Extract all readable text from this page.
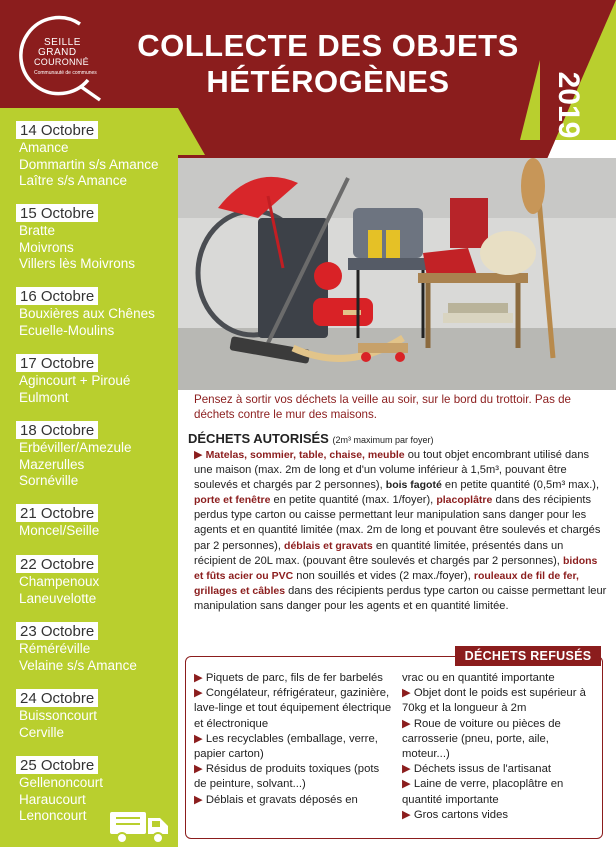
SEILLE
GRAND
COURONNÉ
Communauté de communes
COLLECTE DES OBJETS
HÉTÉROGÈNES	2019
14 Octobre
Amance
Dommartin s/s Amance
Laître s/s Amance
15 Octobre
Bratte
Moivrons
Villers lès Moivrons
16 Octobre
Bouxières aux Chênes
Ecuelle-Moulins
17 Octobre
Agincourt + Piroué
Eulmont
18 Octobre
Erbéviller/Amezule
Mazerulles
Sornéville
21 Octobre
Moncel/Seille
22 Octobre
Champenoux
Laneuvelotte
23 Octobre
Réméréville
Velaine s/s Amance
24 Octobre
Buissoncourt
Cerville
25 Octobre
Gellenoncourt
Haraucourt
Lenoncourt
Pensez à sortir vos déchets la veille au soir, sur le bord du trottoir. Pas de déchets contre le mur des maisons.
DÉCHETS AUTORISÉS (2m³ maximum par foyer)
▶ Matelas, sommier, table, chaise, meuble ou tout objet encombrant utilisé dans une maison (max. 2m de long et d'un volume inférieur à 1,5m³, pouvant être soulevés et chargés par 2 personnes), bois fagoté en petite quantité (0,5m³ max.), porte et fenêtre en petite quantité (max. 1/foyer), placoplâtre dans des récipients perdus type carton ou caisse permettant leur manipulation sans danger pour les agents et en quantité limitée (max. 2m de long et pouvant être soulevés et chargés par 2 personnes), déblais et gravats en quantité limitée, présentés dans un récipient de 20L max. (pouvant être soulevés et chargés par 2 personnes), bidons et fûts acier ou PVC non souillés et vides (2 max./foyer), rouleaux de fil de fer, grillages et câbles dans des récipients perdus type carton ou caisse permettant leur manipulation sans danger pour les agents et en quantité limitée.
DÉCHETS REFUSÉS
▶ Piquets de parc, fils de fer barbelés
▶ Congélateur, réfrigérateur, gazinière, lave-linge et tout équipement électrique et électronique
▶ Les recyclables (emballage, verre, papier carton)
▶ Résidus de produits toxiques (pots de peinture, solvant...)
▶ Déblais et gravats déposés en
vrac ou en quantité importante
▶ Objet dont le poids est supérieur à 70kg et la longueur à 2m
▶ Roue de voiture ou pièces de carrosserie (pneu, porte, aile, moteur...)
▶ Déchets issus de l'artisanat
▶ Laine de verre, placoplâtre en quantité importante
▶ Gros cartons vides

==

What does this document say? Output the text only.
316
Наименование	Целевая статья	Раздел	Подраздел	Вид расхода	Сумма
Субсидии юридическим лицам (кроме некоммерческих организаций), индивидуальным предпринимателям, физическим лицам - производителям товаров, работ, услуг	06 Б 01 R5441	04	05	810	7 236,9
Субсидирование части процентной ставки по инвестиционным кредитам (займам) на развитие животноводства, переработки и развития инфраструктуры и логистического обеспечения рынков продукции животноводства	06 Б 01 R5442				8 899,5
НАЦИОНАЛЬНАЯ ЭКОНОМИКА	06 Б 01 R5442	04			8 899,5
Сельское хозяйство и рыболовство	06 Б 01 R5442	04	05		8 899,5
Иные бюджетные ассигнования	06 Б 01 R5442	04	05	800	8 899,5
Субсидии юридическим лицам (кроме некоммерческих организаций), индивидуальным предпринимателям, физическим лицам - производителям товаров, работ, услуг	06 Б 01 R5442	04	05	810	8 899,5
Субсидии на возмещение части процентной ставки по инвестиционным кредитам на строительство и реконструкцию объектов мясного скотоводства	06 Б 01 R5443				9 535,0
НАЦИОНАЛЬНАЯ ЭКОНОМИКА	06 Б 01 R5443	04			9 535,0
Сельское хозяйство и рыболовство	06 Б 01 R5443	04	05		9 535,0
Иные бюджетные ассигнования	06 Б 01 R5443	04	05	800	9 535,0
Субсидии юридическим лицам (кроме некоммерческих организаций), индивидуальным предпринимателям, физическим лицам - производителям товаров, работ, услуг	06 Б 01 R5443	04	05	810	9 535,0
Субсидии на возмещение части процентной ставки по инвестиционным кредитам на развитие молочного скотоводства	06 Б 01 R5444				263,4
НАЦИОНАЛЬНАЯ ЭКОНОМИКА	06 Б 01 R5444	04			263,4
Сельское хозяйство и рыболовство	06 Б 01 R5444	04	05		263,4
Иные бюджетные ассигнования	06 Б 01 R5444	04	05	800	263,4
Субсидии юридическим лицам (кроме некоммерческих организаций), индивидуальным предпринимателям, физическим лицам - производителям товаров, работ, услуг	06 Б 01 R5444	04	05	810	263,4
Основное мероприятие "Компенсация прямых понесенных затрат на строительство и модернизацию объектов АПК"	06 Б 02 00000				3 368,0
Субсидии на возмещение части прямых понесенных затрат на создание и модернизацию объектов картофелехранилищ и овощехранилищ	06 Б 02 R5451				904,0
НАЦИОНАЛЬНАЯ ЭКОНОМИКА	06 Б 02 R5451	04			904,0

TASK BRIEF: List each line in the listing that contains the string "verre".

RESULT:
▶ Les recyclables (emballage, verre, papier carton)
▶ Laine de verre, placoplâtre en quantité importante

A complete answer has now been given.